## WORK TO BE COMPLETED
Scan the entries for lines with the word "have" and copy those lines.

Dataset rows for document pages
= = = = = = =

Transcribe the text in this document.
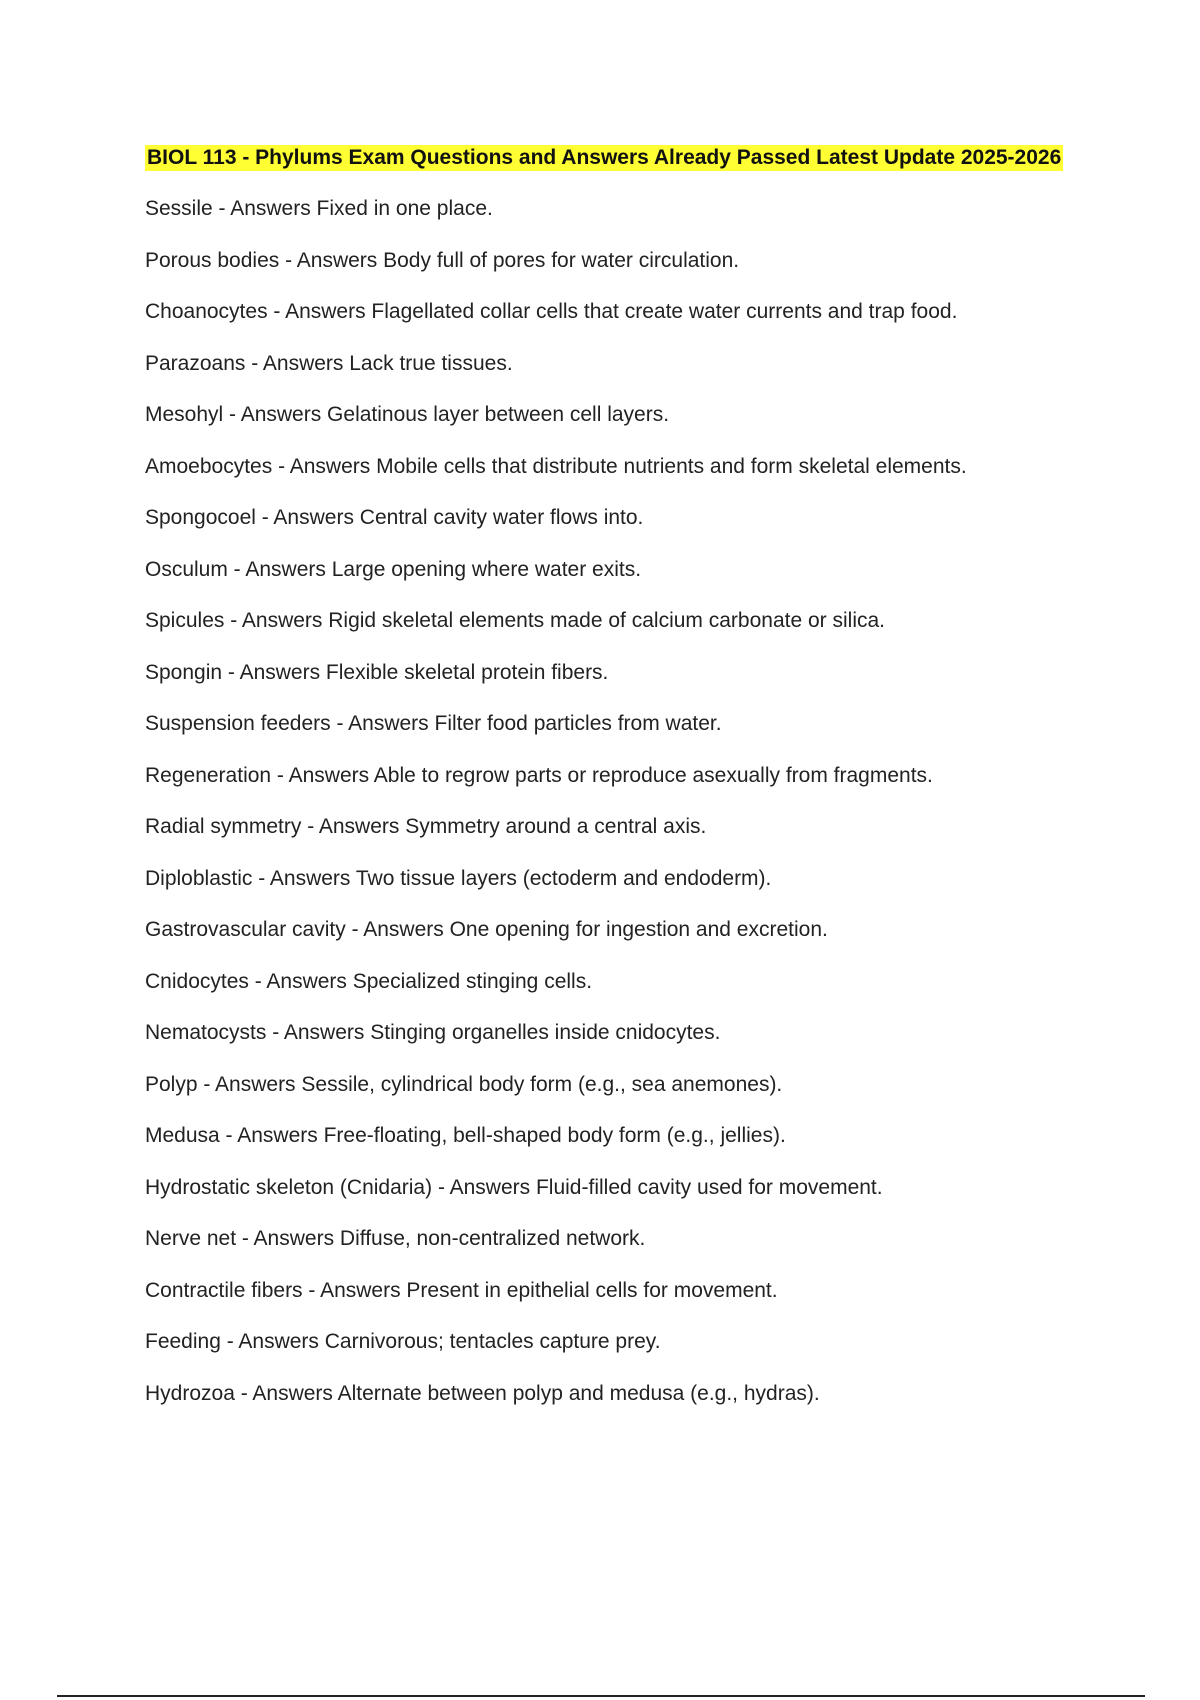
BIOL 113 - Phylums Exam Questions and Answers Already Passed Latest Update 2025-2026
Sessile - Answers Fixed in one place.
Porous bodies - Answers Body full of pores for water circulation.
Choanocytes - Answers Flagellated collar cells that create water currents and trap food.
Parazoans - Answers Lack true tissues.
Mesohyl - Answers Gelatinous layer between cell layers.
Amoebocytes - Answers Mobile cells that distribute nutrients and form skeletal elements.
Spongocoel - Answers Central cavity water flows into.
Osculum - Answers Large opening where water exits.
Spicules - Answers Rigid skeletal elements made of calcium carbonate or silica.
Spongin - Answers Flexible skeletal protein fibers.
Suspension feeders - Answers Filter food particles from water.
Regeneration - Answers Able to regrow parts or reproduce asexually from fragments.
Radial symmetry - Answers Symmetry around a central axis.
Diploblastic - Answers Two tissue layers (ectoderm and endoderm).
Gastrovascular cavity - Answers One opening for ingestion and excretion.
Cnidocytes - Answers Specialized stinging cells.
Nematocysts - Answers Stinging organelles inside cnidocytes.
Polyp - Answers Sessile, cylindrical body form (e.g., sea anemones).
Medusa - Answers Free-floating, bell-shaped body form (e.g., jellies).
Hydrostatic skeleton (Cnidaria) - Answers Fluid-filled cavity used for movement.
Nerve net - Answers Diffuse, non-centralized network.
Contractile fibers - Answers Present in epithelial cells for movement.
Feeding - Answers Carnivorous; tentacles capture prey.
Hydrozoa - Answers Alternate between polyp and medusa (e.g., hydras).
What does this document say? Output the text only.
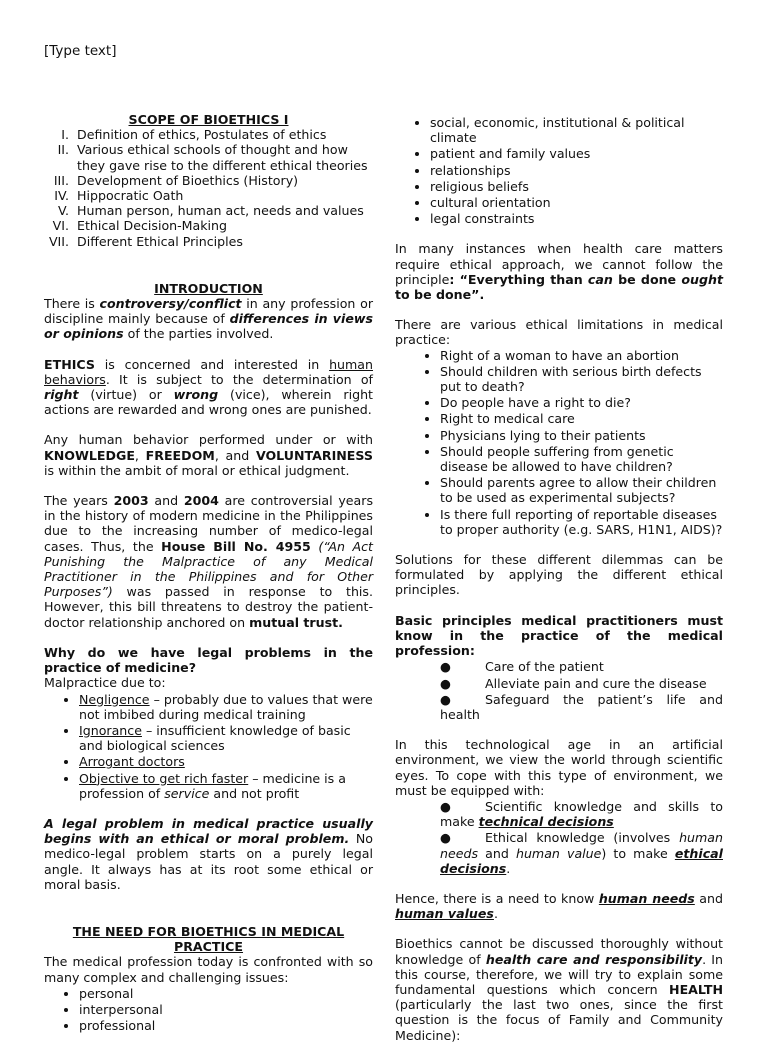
[Type text]
SCOPE OF BIOETHICS I
I. Definition of ethics, Postulates of ethics
II. Various ethical schools of thought and how they gave rise to the different ethical theories
III. Development of Bioethics (History)
IV. Hippocratic Oath
V. Human person, human act, needs and values
VI. Ethical Decision-Making
VII. Different Ethical Principles
INTRODUCTION

There is controversy/conflict in any profession or discipline mainly because of differences in views or opinions of the parties involved.

ETHICS is concerned and interested in human behaviors. It is subject to the determination of right (virtue) or wrong (vice), wherein right actions are rewarded and wrong ones are punished.

Any human behavior performed under or with KNOWLEDGE, FREEDOM, and VOLUNTARINESS is within the ambit of moral or ethical judgment.

The years 2003 and 2004 are controversial years in the history of modern medicine in the Philippines due to the increasing number of medico-legal cases. Thus, the House Bill No. 4955 (“An Act Punishing the Malpractice of any Medical Practitioner in the Philippines and for Other Purposes”) was passed in response to this. However, this bill threatens to destroy the patient-doctor relationship anchored on mutual trust.

Why do we have legal problems in the practice of medicine?

Malpractice due to:

• Negligence – probably due to values that were not imbibed during medical training
• Ignorance – insufficient knowledge of basic and biological sciences
• Arrogant doctors
• Objective to get rich faster – medicine is a profession of service and not profit

A legal problem in medical practice usually begins with an ethical or moral problem. No medico-legal problem starts on a purely legal angle. It always has at its root some ethical or moral basis.

THE NEED FOR BIOETHICS IN MEDICAL PRACTICE

The medical profession today is confronted with so many complex and challenging issues:

• personal
• interpersonal
• professional
• social, economic, institutional & political climate
• patient and family values
• relationships
• religious beliefs
• cultural orientation
• legal constraints

In many instances when health care matters require ethical approach, we cannot follow the principle: “Everything than can be done ought to be done”.

There are various ethical limitations in medical practice:

• Right of a woman to have an abortion
• Should children with serious birth defects put to death?
• Do people have a right to die?
• Right to medical care
• Physicians lying to their patients
• Should people suffering from genetic disease be allowed to have children?
• Should parents agree to allow their children to be used as experimental subjects?
• Is there full reporting of reportable diseases to proper authority (e.g. SARS, H1N1, AIDS)?

Solutions for these different dilemmas can be formulated by applying the different ethical principles.

Basic principles medical practitioners must know in the practice of the medical profession:

●	Care of the patient
●	Alleviate pain and cure the disease
●	Safeguard the patient’s life and health

In this technological age in an artificial environment, we view the world through scientific eyes. To cope with this type of environment, we must be equipped with:

●	Scientific knowledge and skills to make technical decisions
●	Ethical knowledge (involves human needs and human value) to make ethical decisions.

Hence, there is a need to know human needs and human values.

Bioethics cannot be discussed thoroughly without knowledge of health care and responsibility. In this course, therefore, we will try to explain some fundamental questions which concern HEALTH (particularly the last two ones, since the first question is the focus of Family and Community Medicine):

= = = = = = =

## ANSWER SECTION
Why do we have legal problems in the practice of medicine?
• Right of a woman to have an abortion
• Do people have a right to die?
• Should people suffering from genetic disease be allowed to have children?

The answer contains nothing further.